Dataset entries on figures:
____

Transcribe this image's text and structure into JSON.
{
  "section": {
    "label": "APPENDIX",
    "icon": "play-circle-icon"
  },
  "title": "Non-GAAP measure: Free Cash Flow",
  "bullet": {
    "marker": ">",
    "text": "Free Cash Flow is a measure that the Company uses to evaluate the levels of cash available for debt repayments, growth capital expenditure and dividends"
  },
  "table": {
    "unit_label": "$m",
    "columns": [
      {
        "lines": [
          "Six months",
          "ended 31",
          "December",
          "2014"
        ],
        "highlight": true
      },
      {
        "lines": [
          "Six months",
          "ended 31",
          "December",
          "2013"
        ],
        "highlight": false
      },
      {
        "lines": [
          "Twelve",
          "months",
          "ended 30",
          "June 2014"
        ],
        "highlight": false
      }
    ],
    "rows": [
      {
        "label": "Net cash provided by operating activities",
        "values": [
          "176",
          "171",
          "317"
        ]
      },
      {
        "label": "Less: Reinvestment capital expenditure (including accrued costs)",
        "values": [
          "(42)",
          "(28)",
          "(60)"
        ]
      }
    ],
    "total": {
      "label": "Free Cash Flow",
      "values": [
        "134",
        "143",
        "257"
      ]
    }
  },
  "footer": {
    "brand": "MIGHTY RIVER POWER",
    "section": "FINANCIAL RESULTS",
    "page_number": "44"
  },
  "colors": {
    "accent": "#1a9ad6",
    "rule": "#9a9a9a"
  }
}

____

What is being asked
Reproduce the full listing exactly.

Answer below
Transcribe this image's text and structure into JSON.
{
  "section": {
    "label": "APPENDIX",
    "icon": "play-circle-icon"
  },
  "title": "Non-GAAP measure: Free Cash Flow",
  "bullet": {
    "marker": ">",
    "text": "Free Cash Flow is a measure that the Company uses to evaluate the levels of cash available for debt repayments, growth capital expenditure and dividends"
  },
  "table": {
    "unit_label": "$m",
    "columns": [
      {
        "lines": [
          "Six months",
          "ended 31",
          "December",
          "2014"
        ],
        "highlight": true
      },
      {
        "lines": [
          "Six months",
          "ended 31",
          "December",
          "2013"
        ],
        "highlight": false
      },
      {
        "lines": [
          "Twelve",
          "months",
          "ended 30",
          "June 2014"
        ],
        "highlight": false
      }
    ],
    "rows": [
      {
        "label": "Net cash provided by operating activities",
        "values": [
          "176",
          "171",
          "317"
        ]
      },
      {
        "label": "Less: Reinvestment capital expenditure (including accrued costs)",
        "values": [
          "(42)",
          "(28)",
          "(60)"
        ]
      }
    ],
    "total": {
      "label": "Free Cash Flow",
      "values": [
        "134",
        "143",
        "257"
      ]
    }
  },
  "footer": {
    "brand": "MIGHTY RIVER POWER",
    "section": "FINANCIAL RESULTS",
    "page_number": "44"
  },
  "colors": {
    "accent": "#1a9ad6",
    "rule": "#9a9a9a"
  }
}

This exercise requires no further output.